# [Objective]
Copy every line in the records below that contains the word "선택하세요".

# [Dataset records]
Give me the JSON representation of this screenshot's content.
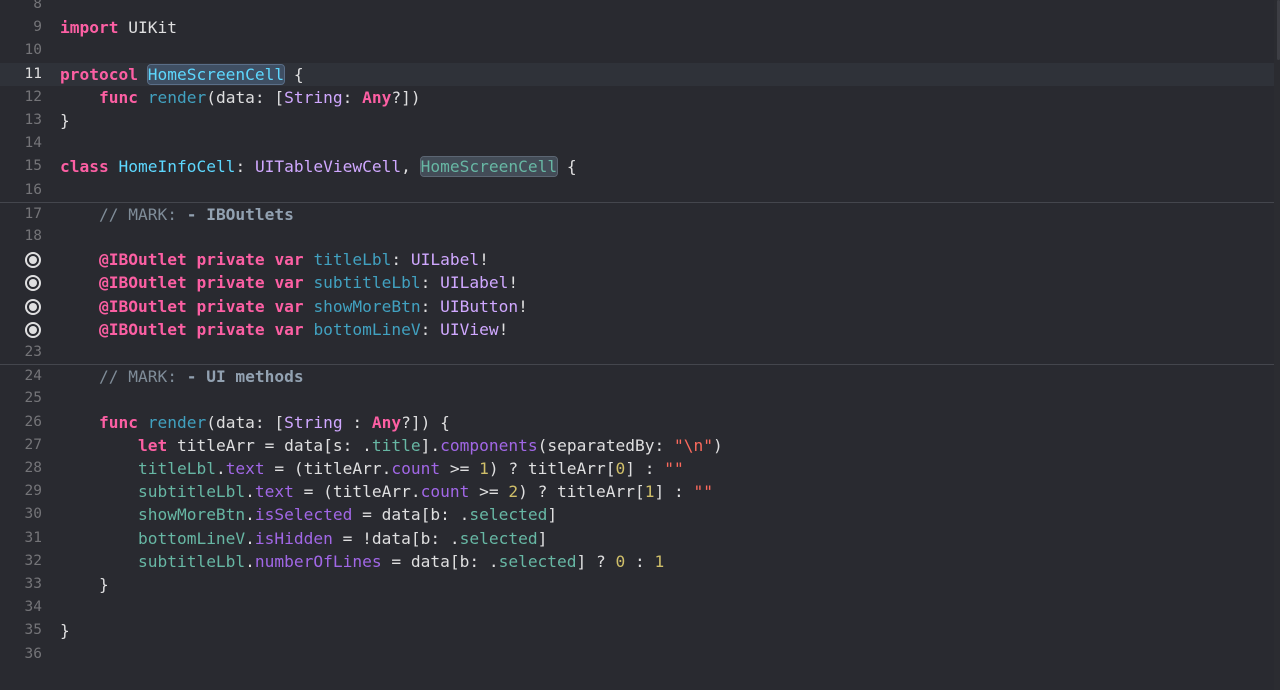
{
  "editor": {
    "lines": [
      {
        "n": "8",
        "tokens": []
      },
      {
        "n": "9",
        "tokens": [
          {
            "t": "import",
            "c": "kw"
          },
          {
            "t": " UIKit",
            "c": ""
          }
        ]
      },
      {
        "n": "10",
        "tokens": []
      },
      {
        "n": "11",
        "current": true,
        "tokens": [
          {
            "t": "protocol",
            "c": "kw"
          },
          {
            "t": " ",
            "c": ""
          },
          {
            "t": "HomeScreenCell",
            "c": "pt hl"
          },
          {
            "t": " {",
            "c": ""
          }
        ]
      },
      {
        "n": "12",
        "tokens": [
          {
            "t": "    ",
            "c": ""
          },
          {
            "t": "func",
            "c": "kw"
          },
          {
            "t": " ",
            "c": ""
          },
          {
            "t": "render",
            "c": "fnc"
          },
          {
            "t": "(data: [",
            "c": ""
          },
          {
            "t": "String",
            "c": "ty"
          },
          {
            "t": ": ",
            "c": ""
          },
          {
            "t": "Any",
            "c": "kw"
          },
          {
            "t": "?])",
            "c": ""
          }
        ]
      },
      {
        "n": "13",
        "tokens": [
          {
            "t": "}",
            "c": ""
          }
        ]
      },
      {
        "n": "14",
        "tokens": []
      },
      {
        "n": "15",
        "tokens": [
          {
            "t": "class",
            "c": "kw"
          },
          {
            "t": " ",
            "c": ""
          },
          {
            "t": "HomeInfoCell",
            "c": "pt"
          },
          {
            "t": ": ",
            "c": ""
          },
          {
            "t": "UITableViewCell",
            "c": "ty"
          },
          {
            "t": ", ",
            "c": ""
          },
          {
            "t": "HomeScreenCell",
            "c": "usr hl2"
          },
          {
            "t": " {",
            "c": ""
          }
        ]
      },
      {
        "n": "16",
        "tokens": []
      },
      {
        "n": "17",
        "sep": true,
        "tokens": [
          {
            "t": "    // MARK: ",
            "c": "cmt"
          },
          {
            "t": "- IBOutlets",
            "c": "mark"
          }
        ]
      },
      {
        "n": "18",
        "tokens": []
      },
      {
        "n": "",
        "bp": true,
        "tokens": [
          {
            "t": "    ",
            "c": ""
          },
          {
            "t": "@IBOutlet",
            "c": "kw"
          },
          {
            "t": " ",
            "c": ""
          },
          {
            "t": "private",
            "c": "kw"
          },
          {
            "t": " ",
            "c": ""
          },
          {
            "t": "var",
            "c": "kw"
          },
          {
            "t": " ",
            "c": ""
          },
          {
            "t": "titleLbl",
            "c": "fnc"
          },
          {
            "t": ": ",
            "c": ""
          },
          {
            "t": "UILabel",
            "c": "ty"
          },
          {
            "t": "!",
            "c": ""
          }
        ]
      },
      {
        "n": "",
        "bp": true,
        "tokens": [
          {
            "t": "    ",
            "c": ""
          },
          {
            "t": "@IBOutlet",
            "c": "kw"
          },
          {
            "t": " ",
            "c": ""
          },
          {
            "t": "private",
            "c": "kw"
          },
          {
            "t": " ",
            "c": ""
          },
          {
            "t": "var",
            "c": "kw"
          },
          {
            "t": " ",
            "c": ""
          },
          {
            "t": "subtitleLbl",
            "c": "fnc"
          },
          {
            "t": ": ",
            "c": ""
          },
          {
            "t": "UILabel",
            "c": "ty"
          },
          {
            "t": "!",
            "c": ""
          }
        ]
      },
      {
        "n": "",
        "bp": true,
        "tokens": [
          {
            "t": "    ",
            "c": ""
          },
          {
            "t": "@IBOutlet",
            "c": "kw"
          },
          {
            "t": " ",
            "c": ""
          },
          {
            "t": "private",
            "c": "kw"
          },
          {
            "t": " ",
            "c": ""
          },
          {
            "t": "var",
            "c": "kw"
          },
          {
            "t": " ",
            "c": ""
          },
          {
            "t": "showMoreBtn",
            "c": "fnc"
          },
          {
            "t": ": ",
            "c": ""
          },
          {
            "t": "UIButton",
            "c": "ty"
          },
          {
            "t": "!",
            "c": ""
          }
        ]
      },
      {
        "n": "",
        "bp": true,
        "tokens": [
          {
            "t": "    ",
            "c": ""
          },
          {
            "t": "@IBOutlet",
            "c": "kw"
          },
          {
            "t": " ",
            "c": ""
          },
          {
            "t": "private",
            "c": "kw"
          },
          {
            "t": " ",
            "c": ""
          },
          {
            "t": "var",
            "c": "kw"
          },
          {
            "t": " ",
            "c": ""
          },
          {
            "t": "bottomLineV",
            "c": "fnc"
          },
          {
            "t": ": ",
            "c": ""
          },
          {
            "t": "UIView",
            "c": "ty"
          },
          {
            "t": "!",
            "c": ""
          }
        ]
      },
      {
        "n": "23",
        "tokens": []
      },
      {
        "n": "24",
        "sep": true,
        "tokens": [
          {
            "t": "    // MARK: ",
            "c": "cmt"
          },
          {
            "t": "- UI methods",
            "c": "mark"
          }
        ]
      },
      {
        "n": "25",
        "tokens": []
      },
      {
        "n": "26",
        "tokens": [
          {
            "t": "    ",
            "c": ""
          },
          {
            "t": "func",
            "c": "kw"
          },
          {
            "t": " ",
            "c": ""
          },
          {
            "t": "render",
            "c": "fnc"
          },
          {
            "t": "(data: [",
            "c": ""
          },
          {
            "t": "String",
            "c": "ty"
          },
          {
            "t": " : ",
            "c": ""
          },
          {
            "t": "Any",
            "c": "kw"
          },
          {
            "t": "?]) {",
            "c": ""
          }
        ]
      },
      {
        "n": "27",
        "tokens": [
          {
            "t": "        ",
            "c": ""
          },
          {
            "t": "let",
            "c": "kw"
          },
          {
            "t": " titleArr = data[s: .",
            "c": ""
          },
          {
            "t": "title",
            "c": "usr"
          },
          {
            "t": "].",
            "c": ""
          },
          {
            "t": "components",
            "c": "prop"
          },
          {
            "t": "(separatedBy: ",
            "c": ""
          },
          {
            "t": "\"\\n\"",
            "c": "str"
          },
          {
            "t": ")",
            "c": ""
          }
        ]
      },
      {
        "n": "28",
        "tokens": [
          {
            "t": "        ",
            "c": ""
          },
          {
            "t": "titleLbl",
            "c": "usr"
          },
          {
            "t": ".",
            "c": ""
          },
          {
            "t": "text",
            "c": "prop"
          },
          {
            "t": " = (titleArr.",
            "c": ""
          },
          {
            "t": "count",
            "c": "prop"
          },
          {
            "t": " >= ",
            "c": ""
          },
          {
            "t": "1",
            "c": "num"
          },
          {
            "t": ") ? titleArr[",
            "c": ""
          },
          {
            "t": "0",
            "c": "num"
          },
          {
            "t": "] : ",
            "c": ""
          },
          {
            "t": "\"\"",
            "c": "str"
          }
        ]
      },
      {
        "n": "29",
        "tokens": [
          {
            "t": "        ",
            "c": ""
          },
          {
            "t": "subtitleLbl",
            "c": "usr"
          },
          {
            "t": ".",
            "c": ""
          },
          {
            "t": "text",
            "c": "prop"
          },
          {
            "t": " = (titleArr.",
            "c": ""
          },
          {
            "t": "count",
            "c": "prop"
          },
          {
            "t": " >= ",
            "c": ""
          },
          {
            "t": "2",
            "c": "num"
          },
          {
            "t": ") ? titleArr[",
            "c": ""
          },
          {
            "t": "1",
            "c": "num"
          },
          {
            "t": "] : ",
            "c": ""
          },
          {
            "t": "\"\"",
            "c": "str"
          }
        ]
      },
      {
        "n": "30",
        "tokens": [
          {
            "t": "        ",
            "c": ""
          },
          {
            "t": "showMoreBtn",
            "c": "usr"
          },
          {
            "t": ".",
            "c": ""
          },
          {
            "t": "isSelected",
            "c": "prop"
          },
          {
            "t": " = data[b: .",
            "c": ""
          },
          {
            "t": "selected",
            "c": "usr"
          },
          {
            "t": "]",
            "c": ""
          }
        ]
      },
      {
        "n": "31",
        "tokens": [
          {
            "t": "        ",
            "c": ""
          },
          {
            "t": "bottomLineV",
            "c": "usr"
          },
          {
            "t": ".",
            "c": ""
          },
          {
            "t": "isHidden",
            "c": "prop"
          },
          {
            "t": " = !data[b: .",
            "c": ""
          },
          {
            "t": "selected",
            "c": "usr"
          },
          {
            "t": "]",
            "c": ""
          }
        ]
      },
      {
        "n": "32",
        "tokens": [
          {
            "t": "        ",
            "c": ""
          },
          {
            "t": "subtitleLbl",
            "c": "usr"
          },
          {
            "t": ".",
            "c": ""
          },
          {
            "t": "numberOfLines",
            "c": "prop"
          },
          {
            "t": " = data[b: .",
            "c": ""
          },
          {
            "t": "selected",
            "c": "usr"
          },
          {
            "t": "] ? ",
            "c": ""
          },
          {
            "t": "0",
            "c": "num"
          },
          {
            "t": " : ",
            "c": ""
          },
          {
            "t": "1",
            "c": "num"
          }
        ]
      },
      {
        "n": "33",
        "tokens": [
          {
            "t": "    }",
            "c": ""
          }
        ]
      },
      {
        "n": "34",
        "tokens": []
      },
      {
        "n": "35",
        "tokens": [
          {
            "t": "}",
            "c": ""
          }
        ]
      },
      {
        "n": "36",
        "tokens": []
      }
    ]
  }
}
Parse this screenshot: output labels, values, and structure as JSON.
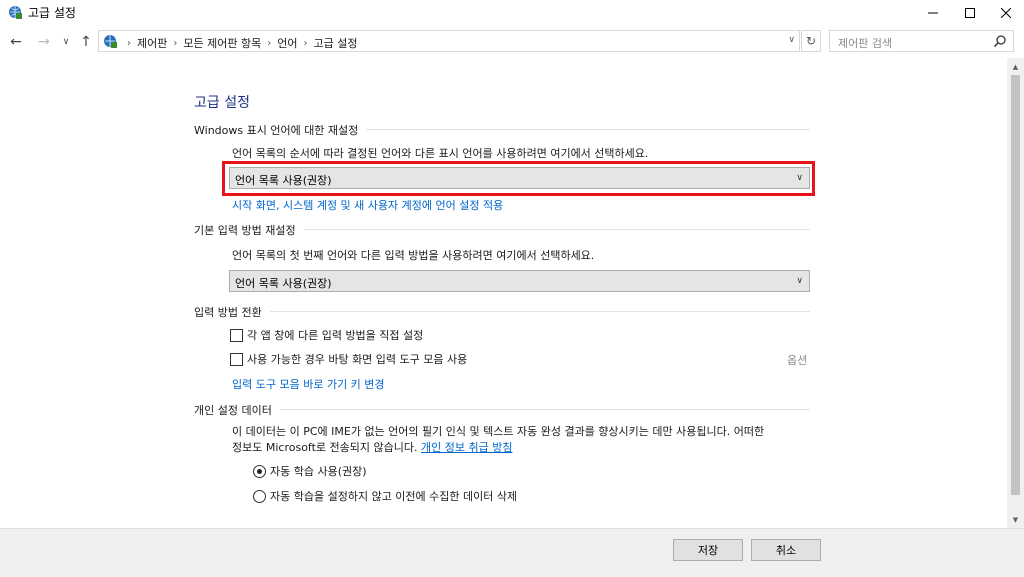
{
  "window": {
    "title": "고급 설정"
  },
  "navigation": {
    "breadcrumbs": [
      "제어판",
      "모든 제어판 항목",
      "언어",
      "고급 설정"
    ],
    "search_placeholder": "제어판 검색"
  },
  "page": {
    "title": "고급 설정"
  },
  "display_language": {
    "heading": "Windows 표시 언어에 대한 재설정",
    "description": "언어 목록의 순서에 따라 결정된 언어와 다른 표시 언어를 사용하려면 여기에서 선택하세요.",
    "selected": "언어 목록 사용(권장)",
    "apply_link": "시작 화면, 시스템 계정 및 새 사용자 계정에 언어 설정 적용"
  },
  "input_method": {
    "heading": "기본 입력 방법 재설정",
    "description": "언어 목록의 첫 번째 언어와 다른 입력 방법을 사용하려면 여기에서 선택하세요.",
    "selected": "언어 목록 사용(권장)"
  },
  "switching": {
    "heading": "입력 방법 전환",
    "per_app_label": "각 앱 창에 다른 입력 방법을 직접 설정",
    "per_app_checked": false,
    "desktop_bar_label": "사용 가능한 경우 바탕 화면 입력 도구 모음 사용",
    "desktop_bar_checked": false,
    "options_label": "옵션",
    "hotkeys_link": "입력 도구 모음 바로 가기 키 변경"
  },
  "personalization": {
    "heading": "개인 설정 데이터",
    "description_line1": "이 데이터는 이 PC에 IME가 없는 언어의 필기 인식 및 텍스트 자동 완성 결과를 향상시키는 데만 사용됩니다. 어떠한",
    "description_line2": "정보도 Microsoft로 전송되지 않습니다.",
    "privacy_link": "개인 정보 취급 방침",
    "auto_learn_label": "자동 학습 사용(권장)",
    "auto_learn_selected": true,
    "no_learn_label": "자동 학습을 설정하지 않고 이전에 수집한 데이터 삭제",
    "no_learn_selected": false
  },
  "buttons": {
    "save": "저장",
    "cancel": "취소"
  },
  "colors": {
    "title_blue": "#1e3287",
    "link_blue": "#0066cc",
    "highlight_red": "#e8141c"
  },
  "icons": [
    "control-panel-icon",
    "back-icon",
    "forward-icon",
    "up-icon",
    "refresh-icon",
    "search-icon"
  ]
}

# [The response]
    "description": "언어 목록의 순서에 따라 결정된 언어와 다른 표시 언어를 사용하려면 여기에서 선택하세요.",
    "description": "언어 목록의 첫 번째 언어와 다른 입력 방법을 사용하려면 여기에서 선택하세요.",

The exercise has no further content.